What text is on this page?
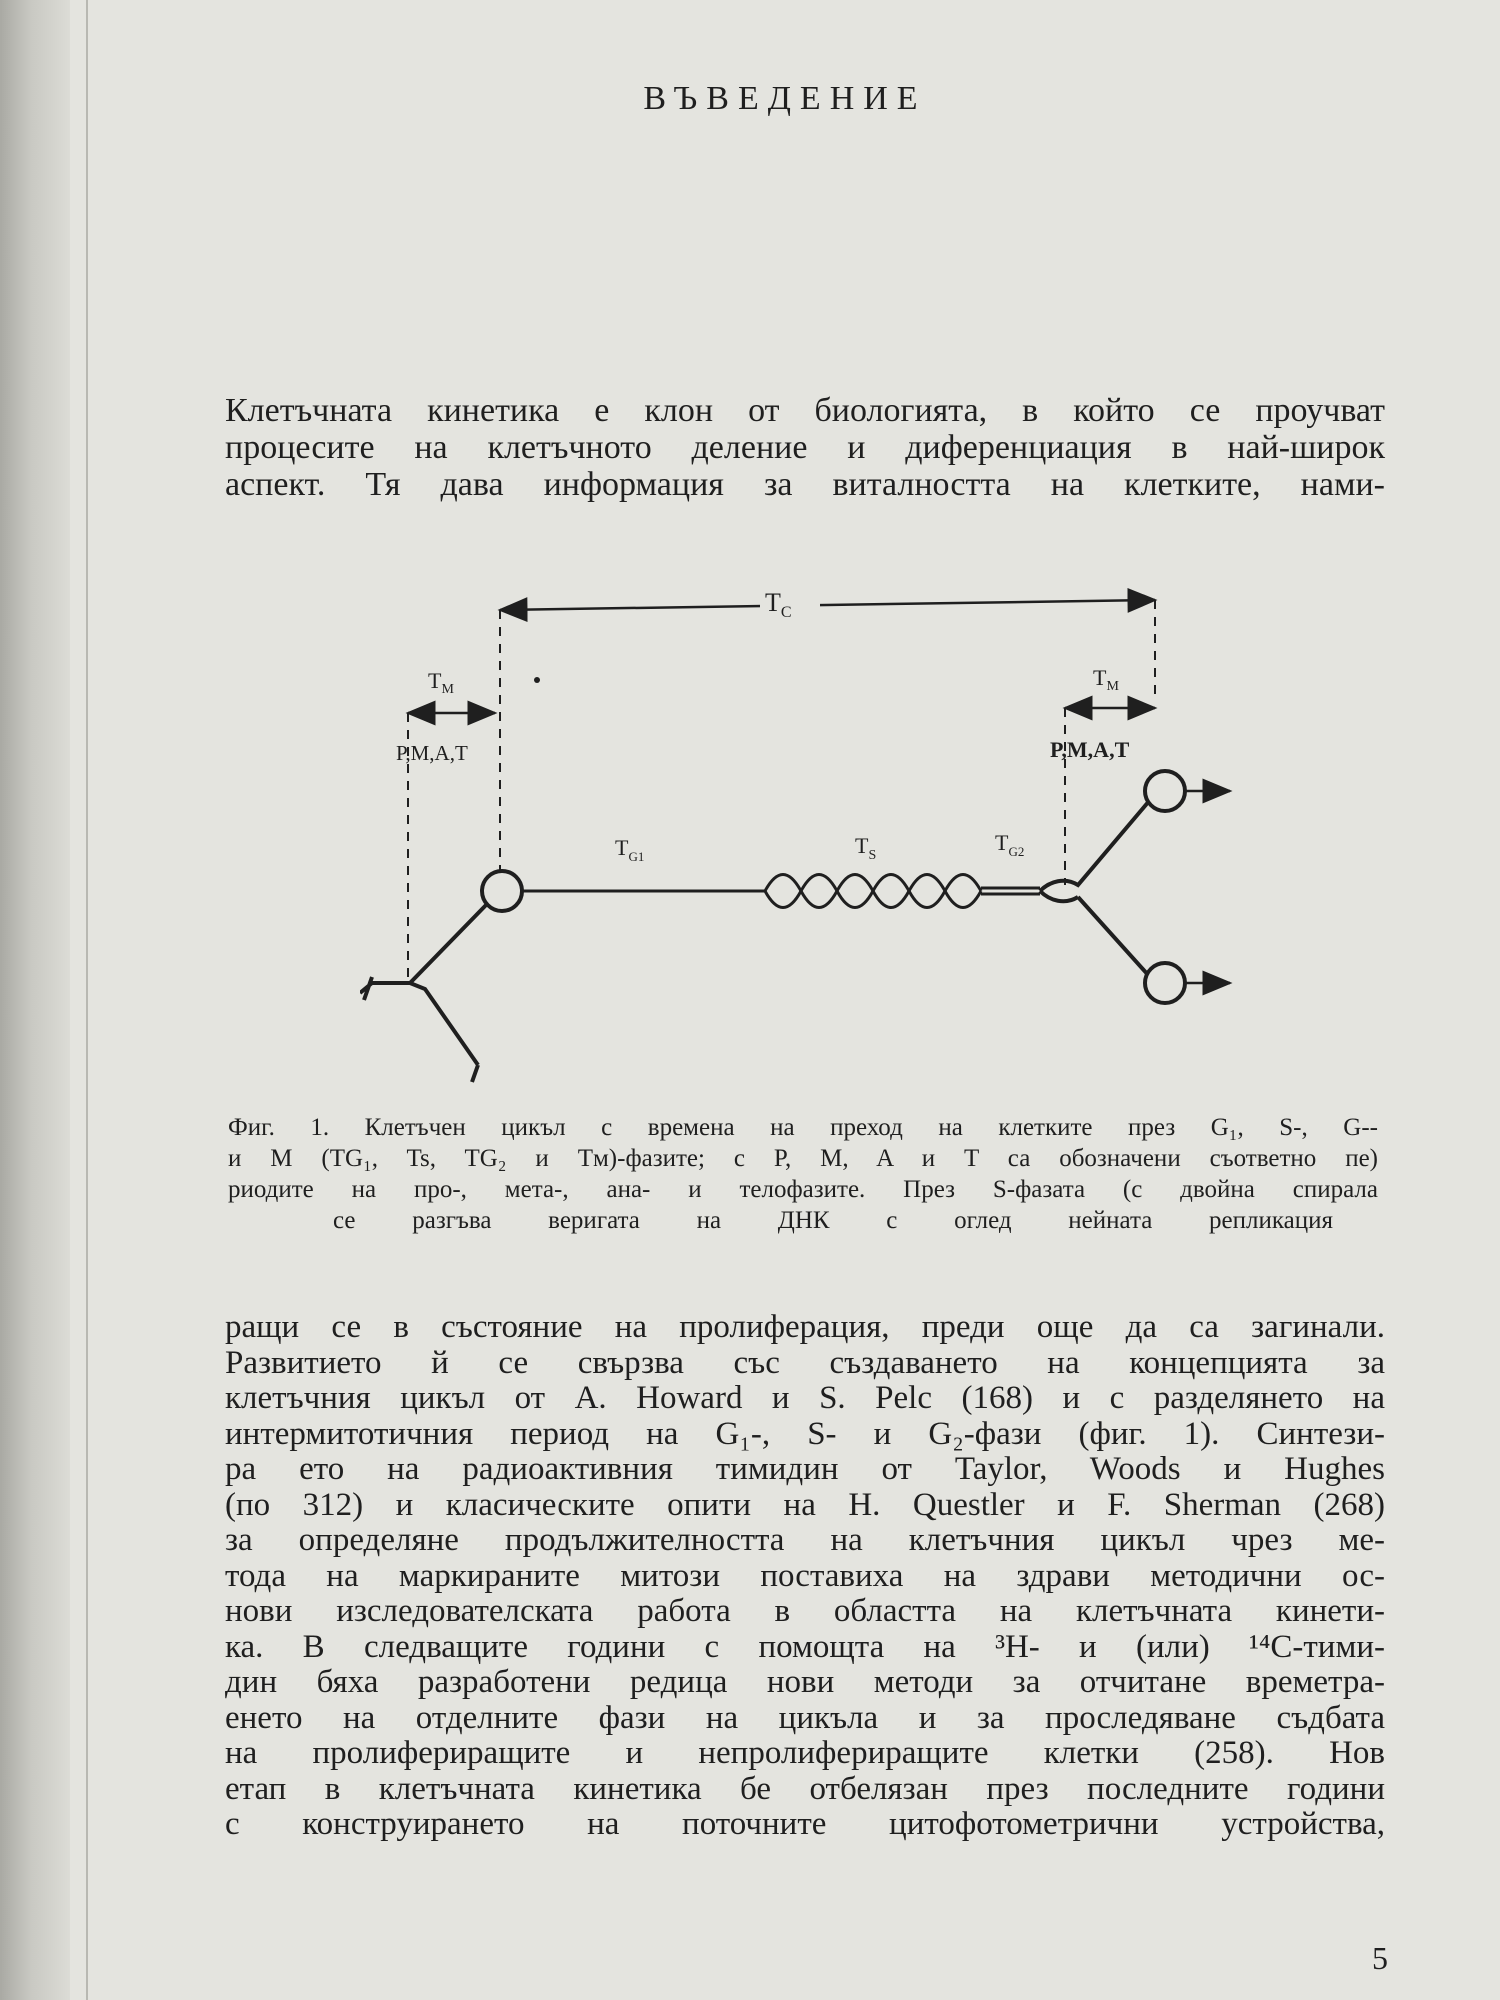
ВЪВЕДЕНИЕ

Клетъчната кинетика е клон от биологията, в който се проучват
процесите на клетъчното деление и диференциация в най-широк
аспект. Тя дава информация за виталността на клетките, нами-

$T_C$
$T_M$
P,M,A,T
$T_M$
P,M,A,T
$T_{G1}$	$T_S$
$T_{G2}$

Фиг. 1. Клетъчен цикъл с времена на преход на клетките през G₁, S-, G--
и M (TG₁, Ts, TG₂ и Tм)-фазите; с P, M, A и T са обозначени съответно пе)
риодите на про-, мета-, ана- и телофазите. През S-фазата (с двойна спирала
се разгъва веригата на ДНК с оглед нейната репликация

ращи се в състояние на пролиферация, преди още да са загинали.
Развитието й се свързва със създаването на концепцията за
клетъчния цикъл от A. Howard и S. Pelc (168) и с разделянето на
интермитотичния период на G₁-, S- и G₂-фази (фиг. 1). Синтези-
ра ето на радиоактивния тимидин от Taylor, Woods и Hughes
(по 312) и класическите опити на H. Questler и F. Sherman (268)
за определяне продължителността на клетъчния цикъл чрез ме-
тода на маркираните митози поставиха на здрави методични ос-
нови изследователската работа в областта на клетъчната кинети-
ка. В следващите години с помощта на ³H- и (или) ¹⁴C-тими-
дин бяха разработени редица нови методи за отчитане времетра-
енето на отделните фази на цикъла и за проследяване съдбата
на пролифериращите и непролифериращите клетки (258). Нов
етап в клетъчната кинетика бе отбелязан през последните години
с конструирането на поточните цитофотометрични устройства,

5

□ □ □ □ □ □ □

* _WRITTEN EXERCISE_:
Search the records for the word "кинетика". Copy every line that has it.

* _TASK RESPONSE_:
Клетъчната кинетика е клон от биологията, в който се проучват
етап в клетъчната кинетика бе отбелязан през последните години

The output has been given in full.